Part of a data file
◇ ◇ ◇ ◇

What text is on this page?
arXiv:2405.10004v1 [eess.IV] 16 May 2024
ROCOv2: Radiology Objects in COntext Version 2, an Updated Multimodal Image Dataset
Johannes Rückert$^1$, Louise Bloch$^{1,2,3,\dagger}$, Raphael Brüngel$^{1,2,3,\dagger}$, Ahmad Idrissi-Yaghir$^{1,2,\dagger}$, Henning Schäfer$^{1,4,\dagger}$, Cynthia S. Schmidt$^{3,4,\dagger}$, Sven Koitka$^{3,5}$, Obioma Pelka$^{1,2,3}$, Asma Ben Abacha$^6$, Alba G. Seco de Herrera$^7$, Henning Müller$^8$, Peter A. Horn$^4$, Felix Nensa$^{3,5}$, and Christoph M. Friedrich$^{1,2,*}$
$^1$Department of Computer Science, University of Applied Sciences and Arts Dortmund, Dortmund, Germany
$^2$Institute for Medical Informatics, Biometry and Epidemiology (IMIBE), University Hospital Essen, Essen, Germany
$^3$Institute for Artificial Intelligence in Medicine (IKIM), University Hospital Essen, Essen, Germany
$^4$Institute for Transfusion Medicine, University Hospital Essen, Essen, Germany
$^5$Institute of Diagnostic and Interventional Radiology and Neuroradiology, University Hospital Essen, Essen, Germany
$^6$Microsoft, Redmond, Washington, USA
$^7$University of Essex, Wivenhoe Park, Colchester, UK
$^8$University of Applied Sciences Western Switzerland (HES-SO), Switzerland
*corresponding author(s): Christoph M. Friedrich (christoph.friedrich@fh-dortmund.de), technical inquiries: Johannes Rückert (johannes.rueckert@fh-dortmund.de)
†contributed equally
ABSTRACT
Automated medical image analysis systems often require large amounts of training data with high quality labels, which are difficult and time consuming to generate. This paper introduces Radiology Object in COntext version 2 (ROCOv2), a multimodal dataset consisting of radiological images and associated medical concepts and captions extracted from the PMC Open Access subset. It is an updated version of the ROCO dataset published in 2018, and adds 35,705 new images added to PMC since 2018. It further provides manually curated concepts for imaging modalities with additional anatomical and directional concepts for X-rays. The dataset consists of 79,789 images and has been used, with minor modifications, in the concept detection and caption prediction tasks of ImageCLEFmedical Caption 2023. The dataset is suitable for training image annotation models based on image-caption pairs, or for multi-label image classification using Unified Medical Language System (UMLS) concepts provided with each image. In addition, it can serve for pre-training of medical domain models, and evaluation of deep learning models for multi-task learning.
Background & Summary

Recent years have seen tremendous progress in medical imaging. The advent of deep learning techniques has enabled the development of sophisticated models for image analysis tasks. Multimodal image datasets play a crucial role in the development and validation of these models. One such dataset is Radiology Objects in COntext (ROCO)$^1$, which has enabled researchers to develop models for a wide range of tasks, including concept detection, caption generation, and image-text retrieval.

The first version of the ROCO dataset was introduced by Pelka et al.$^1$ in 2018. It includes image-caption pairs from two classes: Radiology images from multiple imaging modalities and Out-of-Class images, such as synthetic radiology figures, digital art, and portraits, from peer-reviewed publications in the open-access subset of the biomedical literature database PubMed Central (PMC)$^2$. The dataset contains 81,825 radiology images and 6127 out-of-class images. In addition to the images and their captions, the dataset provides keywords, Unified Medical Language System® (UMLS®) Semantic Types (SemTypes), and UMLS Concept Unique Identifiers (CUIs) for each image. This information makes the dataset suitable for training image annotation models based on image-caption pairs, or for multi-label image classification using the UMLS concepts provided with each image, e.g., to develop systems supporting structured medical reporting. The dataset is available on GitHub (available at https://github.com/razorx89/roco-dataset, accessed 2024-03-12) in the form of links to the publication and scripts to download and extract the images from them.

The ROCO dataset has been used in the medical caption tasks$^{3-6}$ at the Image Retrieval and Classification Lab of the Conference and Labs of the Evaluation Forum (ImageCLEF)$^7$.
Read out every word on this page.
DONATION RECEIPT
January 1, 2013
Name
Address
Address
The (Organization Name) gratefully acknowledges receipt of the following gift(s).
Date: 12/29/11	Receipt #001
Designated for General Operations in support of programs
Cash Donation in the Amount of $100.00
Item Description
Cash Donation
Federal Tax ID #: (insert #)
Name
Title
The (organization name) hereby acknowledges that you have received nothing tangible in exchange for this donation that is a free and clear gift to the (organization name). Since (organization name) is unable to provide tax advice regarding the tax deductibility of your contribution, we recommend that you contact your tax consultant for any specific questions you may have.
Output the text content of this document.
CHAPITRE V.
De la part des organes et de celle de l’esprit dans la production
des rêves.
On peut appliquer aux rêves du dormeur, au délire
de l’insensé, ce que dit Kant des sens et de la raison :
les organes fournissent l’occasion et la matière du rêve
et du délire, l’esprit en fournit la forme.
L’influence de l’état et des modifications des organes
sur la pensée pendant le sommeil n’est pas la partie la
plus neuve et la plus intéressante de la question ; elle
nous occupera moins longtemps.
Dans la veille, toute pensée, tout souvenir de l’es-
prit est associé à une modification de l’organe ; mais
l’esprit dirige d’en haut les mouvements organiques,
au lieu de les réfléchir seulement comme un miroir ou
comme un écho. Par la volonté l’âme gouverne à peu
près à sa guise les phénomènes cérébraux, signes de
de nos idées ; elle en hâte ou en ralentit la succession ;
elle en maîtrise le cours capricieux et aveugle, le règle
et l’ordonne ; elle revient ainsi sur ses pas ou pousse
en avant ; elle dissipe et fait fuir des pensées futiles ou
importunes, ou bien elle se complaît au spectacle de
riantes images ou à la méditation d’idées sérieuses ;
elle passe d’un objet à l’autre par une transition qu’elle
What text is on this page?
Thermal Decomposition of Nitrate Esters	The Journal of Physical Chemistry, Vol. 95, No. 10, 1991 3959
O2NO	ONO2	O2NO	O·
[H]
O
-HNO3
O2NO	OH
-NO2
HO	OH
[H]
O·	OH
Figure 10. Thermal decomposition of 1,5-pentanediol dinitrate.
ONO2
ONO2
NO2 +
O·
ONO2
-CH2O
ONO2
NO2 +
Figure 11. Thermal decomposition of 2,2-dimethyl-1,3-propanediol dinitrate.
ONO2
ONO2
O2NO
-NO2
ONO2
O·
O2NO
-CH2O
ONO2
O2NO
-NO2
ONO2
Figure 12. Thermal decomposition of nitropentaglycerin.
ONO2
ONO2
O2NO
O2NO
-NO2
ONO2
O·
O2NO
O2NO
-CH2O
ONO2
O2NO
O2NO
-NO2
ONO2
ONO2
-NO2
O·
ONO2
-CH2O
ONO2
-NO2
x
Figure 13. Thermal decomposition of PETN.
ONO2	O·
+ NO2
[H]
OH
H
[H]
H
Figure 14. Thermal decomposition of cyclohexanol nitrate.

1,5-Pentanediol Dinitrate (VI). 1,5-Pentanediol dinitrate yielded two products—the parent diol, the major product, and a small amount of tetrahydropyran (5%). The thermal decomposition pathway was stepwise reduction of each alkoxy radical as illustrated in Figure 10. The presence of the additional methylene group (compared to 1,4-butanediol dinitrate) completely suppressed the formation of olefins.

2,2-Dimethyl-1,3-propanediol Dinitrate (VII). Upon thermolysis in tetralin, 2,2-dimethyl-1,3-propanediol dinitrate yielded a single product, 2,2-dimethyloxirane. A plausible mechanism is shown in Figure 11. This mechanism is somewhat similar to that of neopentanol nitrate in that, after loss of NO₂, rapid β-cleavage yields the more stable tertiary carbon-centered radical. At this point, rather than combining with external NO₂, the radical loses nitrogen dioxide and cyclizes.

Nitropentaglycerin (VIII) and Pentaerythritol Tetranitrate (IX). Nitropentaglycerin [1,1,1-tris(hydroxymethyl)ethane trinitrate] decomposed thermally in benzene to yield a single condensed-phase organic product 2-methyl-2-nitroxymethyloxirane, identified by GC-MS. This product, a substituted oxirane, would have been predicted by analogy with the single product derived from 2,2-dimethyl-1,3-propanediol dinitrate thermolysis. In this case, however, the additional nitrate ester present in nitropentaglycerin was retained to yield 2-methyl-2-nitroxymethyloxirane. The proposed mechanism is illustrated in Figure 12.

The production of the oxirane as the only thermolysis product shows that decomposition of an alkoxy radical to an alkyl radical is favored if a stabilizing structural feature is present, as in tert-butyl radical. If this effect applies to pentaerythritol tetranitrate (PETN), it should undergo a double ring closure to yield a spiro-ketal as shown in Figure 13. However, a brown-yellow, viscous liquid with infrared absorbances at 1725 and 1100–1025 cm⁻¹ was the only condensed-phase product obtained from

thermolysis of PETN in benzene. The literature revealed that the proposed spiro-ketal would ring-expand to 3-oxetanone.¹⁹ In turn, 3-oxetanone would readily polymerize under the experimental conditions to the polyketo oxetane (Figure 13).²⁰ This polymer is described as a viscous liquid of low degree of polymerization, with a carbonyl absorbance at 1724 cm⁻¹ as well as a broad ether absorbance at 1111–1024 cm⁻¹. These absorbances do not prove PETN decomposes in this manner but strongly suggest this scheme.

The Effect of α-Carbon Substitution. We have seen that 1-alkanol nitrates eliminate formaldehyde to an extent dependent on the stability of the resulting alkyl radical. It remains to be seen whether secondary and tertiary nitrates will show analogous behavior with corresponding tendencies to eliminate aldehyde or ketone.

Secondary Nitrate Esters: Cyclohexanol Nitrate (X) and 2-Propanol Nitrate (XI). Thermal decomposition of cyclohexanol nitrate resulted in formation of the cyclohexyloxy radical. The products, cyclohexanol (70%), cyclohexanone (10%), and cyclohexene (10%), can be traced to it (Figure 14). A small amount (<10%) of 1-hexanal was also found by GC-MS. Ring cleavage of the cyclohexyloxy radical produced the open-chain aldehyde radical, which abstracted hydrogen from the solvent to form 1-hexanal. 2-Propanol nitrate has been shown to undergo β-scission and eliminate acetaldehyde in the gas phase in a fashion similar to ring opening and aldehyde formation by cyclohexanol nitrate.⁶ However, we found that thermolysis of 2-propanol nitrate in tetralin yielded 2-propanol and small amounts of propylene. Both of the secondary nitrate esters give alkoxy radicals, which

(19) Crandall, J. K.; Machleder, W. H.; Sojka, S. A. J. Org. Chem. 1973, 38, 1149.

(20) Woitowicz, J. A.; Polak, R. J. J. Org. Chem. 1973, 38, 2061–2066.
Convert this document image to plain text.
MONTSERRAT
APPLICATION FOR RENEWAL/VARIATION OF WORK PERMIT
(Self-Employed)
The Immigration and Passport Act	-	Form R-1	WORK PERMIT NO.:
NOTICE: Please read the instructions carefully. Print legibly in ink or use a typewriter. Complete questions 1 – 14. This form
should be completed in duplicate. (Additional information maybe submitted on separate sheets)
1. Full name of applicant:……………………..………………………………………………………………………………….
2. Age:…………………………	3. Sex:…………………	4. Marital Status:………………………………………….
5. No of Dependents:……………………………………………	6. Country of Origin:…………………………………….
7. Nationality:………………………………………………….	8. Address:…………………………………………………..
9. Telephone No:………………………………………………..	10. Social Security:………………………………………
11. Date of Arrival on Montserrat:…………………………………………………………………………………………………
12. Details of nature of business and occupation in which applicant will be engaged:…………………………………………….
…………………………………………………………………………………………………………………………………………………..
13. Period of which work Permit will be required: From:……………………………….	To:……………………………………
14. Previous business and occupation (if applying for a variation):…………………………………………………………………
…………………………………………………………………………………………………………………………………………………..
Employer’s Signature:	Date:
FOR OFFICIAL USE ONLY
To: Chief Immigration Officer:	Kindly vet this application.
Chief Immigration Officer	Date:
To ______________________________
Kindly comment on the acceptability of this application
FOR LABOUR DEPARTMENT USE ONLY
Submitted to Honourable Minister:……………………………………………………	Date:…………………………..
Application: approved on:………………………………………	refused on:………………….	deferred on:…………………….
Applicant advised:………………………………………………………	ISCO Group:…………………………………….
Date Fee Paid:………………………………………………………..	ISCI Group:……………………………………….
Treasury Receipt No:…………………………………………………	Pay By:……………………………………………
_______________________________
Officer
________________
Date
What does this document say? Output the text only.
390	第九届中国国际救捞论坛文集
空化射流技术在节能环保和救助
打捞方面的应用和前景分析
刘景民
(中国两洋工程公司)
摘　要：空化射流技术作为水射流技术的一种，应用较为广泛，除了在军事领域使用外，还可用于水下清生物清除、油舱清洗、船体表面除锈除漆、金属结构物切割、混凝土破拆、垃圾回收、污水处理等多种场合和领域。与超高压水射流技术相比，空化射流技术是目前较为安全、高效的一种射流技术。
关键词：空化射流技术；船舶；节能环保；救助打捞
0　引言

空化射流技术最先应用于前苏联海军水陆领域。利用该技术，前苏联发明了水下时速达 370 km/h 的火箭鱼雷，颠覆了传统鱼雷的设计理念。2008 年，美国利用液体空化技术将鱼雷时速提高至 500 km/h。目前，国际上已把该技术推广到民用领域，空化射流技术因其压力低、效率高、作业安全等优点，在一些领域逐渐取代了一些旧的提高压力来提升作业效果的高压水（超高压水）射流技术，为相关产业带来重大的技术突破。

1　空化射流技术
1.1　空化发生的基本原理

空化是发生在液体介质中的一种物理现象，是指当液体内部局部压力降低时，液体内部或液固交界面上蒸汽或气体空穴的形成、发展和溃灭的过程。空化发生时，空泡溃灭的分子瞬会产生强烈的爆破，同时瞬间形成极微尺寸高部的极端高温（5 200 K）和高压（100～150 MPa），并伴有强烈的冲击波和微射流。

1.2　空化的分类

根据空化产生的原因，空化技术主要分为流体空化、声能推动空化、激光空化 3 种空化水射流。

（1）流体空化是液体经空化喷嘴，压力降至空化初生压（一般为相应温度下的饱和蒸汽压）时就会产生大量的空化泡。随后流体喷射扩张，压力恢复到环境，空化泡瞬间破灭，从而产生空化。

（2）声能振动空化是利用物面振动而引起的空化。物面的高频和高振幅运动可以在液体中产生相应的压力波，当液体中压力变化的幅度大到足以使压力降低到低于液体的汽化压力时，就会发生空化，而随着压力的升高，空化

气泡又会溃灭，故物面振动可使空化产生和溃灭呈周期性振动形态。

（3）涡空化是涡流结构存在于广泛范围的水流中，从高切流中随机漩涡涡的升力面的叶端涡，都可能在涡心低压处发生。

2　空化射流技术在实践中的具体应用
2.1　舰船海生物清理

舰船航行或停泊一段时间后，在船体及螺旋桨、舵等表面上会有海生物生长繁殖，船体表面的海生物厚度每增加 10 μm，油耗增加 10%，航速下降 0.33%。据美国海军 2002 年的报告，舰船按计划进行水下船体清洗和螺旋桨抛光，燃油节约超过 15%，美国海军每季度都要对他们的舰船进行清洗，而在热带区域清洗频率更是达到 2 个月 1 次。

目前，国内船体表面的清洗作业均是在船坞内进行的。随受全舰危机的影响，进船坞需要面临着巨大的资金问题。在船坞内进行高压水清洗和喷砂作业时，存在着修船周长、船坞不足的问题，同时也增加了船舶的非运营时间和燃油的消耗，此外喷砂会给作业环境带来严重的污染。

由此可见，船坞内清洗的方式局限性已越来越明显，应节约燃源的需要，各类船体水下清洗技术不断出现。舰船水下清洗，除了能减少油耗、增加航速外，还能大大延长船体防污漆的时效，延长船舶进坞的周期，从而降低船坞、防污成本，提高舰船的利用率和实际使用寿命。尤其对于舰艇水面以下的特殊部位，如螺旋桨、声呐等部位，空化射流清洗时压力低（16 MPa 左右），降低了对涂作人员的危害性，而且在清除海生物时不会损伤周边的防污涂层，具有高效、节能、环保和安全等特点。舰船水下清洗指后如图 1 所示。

◇ ◇ ◇ ◇

Gather up the lines that contain the word "Officer".

To: Chief Immigration Officer:	Kindly vet this application.
Chief Immigration Officer	Date:
Officer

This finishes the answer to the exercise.